LIST OF TASKS
a) In the GTO parts thread, why does the reply posted by Northeast Rod Run expect parts for these cars to stay easy to get? Explain in one to three sentences.
b) Reproduce verbatim the passage of the GTO parts thread starting with "## Zags85 (Jan" and going on through "(Apr 30, 2009)".
c) According to the GTO parts thread, how much did SueY816 pay for the window bought from a junkyard on eBay?

SOURCE TEXT
_ _ _

# already hard to find parts? window trim



## Zags85 (Jan 26, 2009)

The clip on the piece of outer window trim between front and back glass broke so the piece is loose. Called Pontiac dealership 3 times and they woudln't call me back. Local body shop said that their place for parts which was a GM dealership has them on a national backorder. Anyone else ran into any problems getting parts lately? its a 2006 gto


----------



## SueY816 (Apr 30, 2009)

Somebody broke my window and it messed up the same piece. I got the window and everything from a junkyard on Ebay for $30. Pontiac wanted like $350. 

But yea, my alternator was on national backorder and it took them a week to get it.


----------



## Northeast Rod Run (Oct 29, 2008)

this has nothing to do with Pontiac going away. from time to time, lots of parts, for lots of vehicles, from lots of manufacturers, go on national backorder

you need to remember that this car IS NOT a Pontiac. these cars are also not like the Impala SS which was a limited run car, so they didn't make those parts as long.

they are from GM's Australian division, and these cars were at the end of their multi-year run when we got them over here. as long as Holden is in business, these parts will be just as easy to get as any other car's parts


----------



## GTO JUDGE (May 14, 2005)

I was informed many parts for these cars are getting increasingly hard to find. GM has authorized dealers to install aftermarket parts on the cars if this is the case. You may want to suggest this to your dealer who may either be ignorant to this or doesn't know enough to inquire about it.


----------

_ _ _

RAW DATA
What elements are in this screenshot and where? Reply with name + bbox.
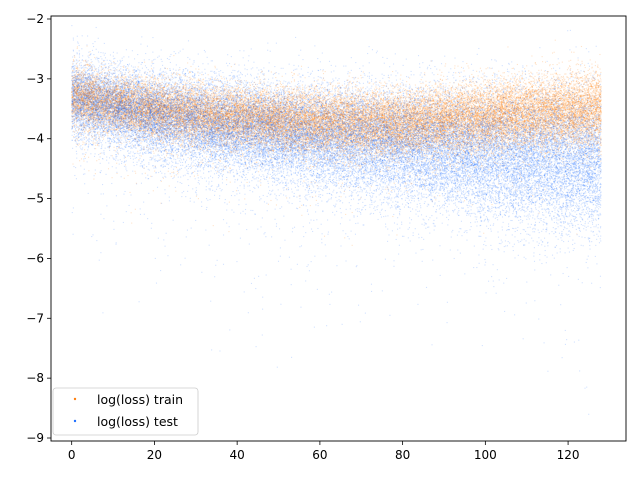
x-tick-label: 0	[68, 448, 76, 462]
x-tick-label: 120	[557, 448, 580, 462]
plot-frame	[50, 15, 627, 442]
legend-marker-train	[73, 397, 77, 401]
legend-box	[52, 387, 199, 436]
x-tick-label: 40	[230, 448, 245, 462]
y-tick-label: −6	[26, 251, 44, 265]
x-tick-label: 100	[474, 448, 497, 462]
y-tick-label: −2	[26, 12, 44, 26]
x-axis: 0 20 40 60 80 100 120	[68, 441, 580, 462]
legend-marker-test	[73, 419, 77, 423]
legend-entry-train: log(loss) train	[73, 392, 183, 407]
y-tick-label: −7	[26, 311, 44, 325]
y-axis: −9 −8 −7 −6 −5 −4 −3 −2	[26, 12, 51, 445]
legend: log(loss) train log(loss) test	[52, 387, 199, 436]
y-tick-label: −5	[26, 192, 44, 206]
y-tick-label: −3	[26, 72, 44, 86]
y-tick-label: −8	[26, 371, 44, 385]
y-tick-label: −9	[26, 431, 44, 445]
legend-entry-test: log(loss) test	[73, 414, 178, 429]
x-tick-label: 20	[147, 448, 162, 462]
x-tick-label: 60	[312, 448, 327, 462]
legend-label-test: log(loss) test	[97, 414, 178, 429]
x-tick-label: 80	[395, 448, 410, 462]
legend-label-train: log(loss) train	[97, 392, 183, 407]
y-tick-label: −4	[26, 132, 44, 146]
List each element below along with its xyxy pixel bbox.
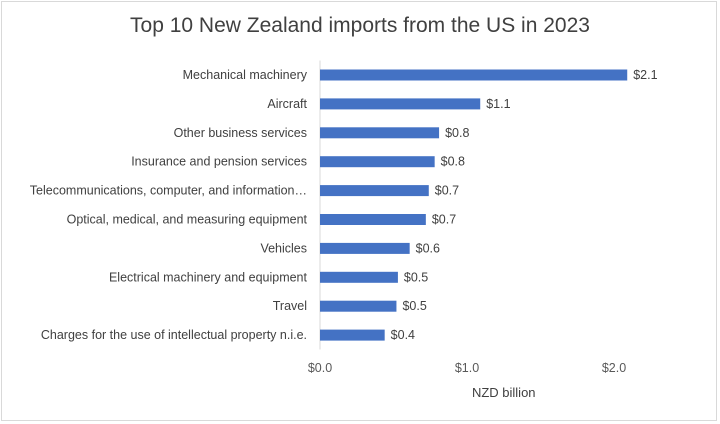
data-label: $0.6 — [416, 241, 440, 255]
bar — [320, 271, 398, 283]
x-tick-label: $2.0 — [602, 361, 626, 375]
data-label: $0.8 — [445, 126, 469, 140]
bar — [320, 185, 429, 197]
data-label: $0.7 — [432, 213, 456, 227]
bar — [320, 214, 426, 225]
bar — [320, 127, 440, 139]
category-label: Charges for the use of intellectual prop… — [41, 328, 307, 342]
bar — [320, 329, 385, 341]
data-label: $0.4 — [391, 328, 415, 342]
bar — [320, 69, 628, 81]
data-label: $0.5 — [404, 270, 428, 284]
x-tick-label: $0.0 — [308, 361, 332, 375]
data-label: $0.5 — [402, 299, 426, 313]
category-label: Other business services — [174, 126, 307, 140]
category-label: Travel — [273, 299, 307, 313]
category-label: Mechanical machinery — [183, 68, 308, 82]
data-label: $1.1 — [486, 97, 510, 111]
bar — [320, 156, 435, 168]
data-label: $0.8 — [441, 155, 465, 169]
x-axis-title: NZD billion — [472, 385, 536, 400]
bar — [320, 98, 481, 110]
category-label: Telecommunications, computer, and inform… — [30, 184, 307, 198]
data-label: $0.7 — [435, 184, 459, 198]
x-tick-label: $1.0 — [455, 361, 479, 375]
data-label: $2.1 — [633, 68, 657, 82]
chart-title: Top 10 New Zealand imports from the US i… — [130, 14, 590, 37]
bar — [320, 242, 410, 254]
category-label: Electrical machinery and equipment — [109, 270, 308, 284]
category-label: Vehicles — [260, 241, 307, 255]
category-label: Optical, medical, and measuring equipmen… — [67, 213, 308, 227]
category-label: Aircraft — [267, 97, 307, 111]
bar — [320, 300, 397, 312]
category-label: Insurance and pension services — [131, 155, 307, 169]
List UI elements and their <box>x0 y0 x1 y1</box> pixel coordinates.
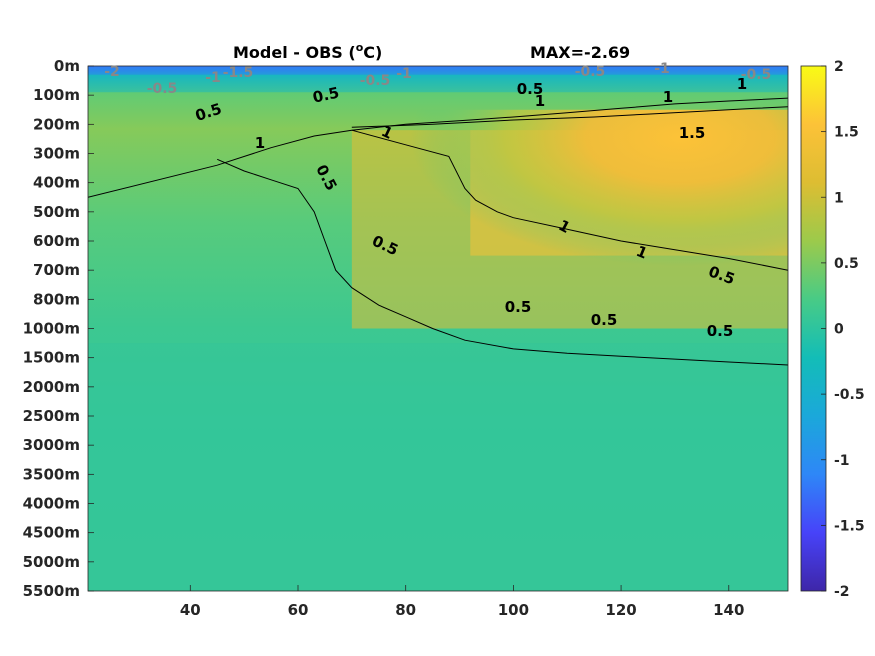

_ _ _

LIST OF SOLUTIONS
a) The reply says these cars are not really Pontiacs but come from GM's Australian division. As long as Holden is in business, their parts will be as easy to get as parts for any other car.

b)
## Zags85 (Jan 26, 2009)

The clip on the piece of outer window trim between front and back glass broke so the piece is loose. Called Pontiac dealership 3 times and they woudln't call me back. Local body shop said that their place for parts which was a GM dealership has them on a national backorder. Anyone else ran into any problems getting parts lately? its a 2006 gto


----------



## SueY816 (Apr 30, 2009)

c) $30.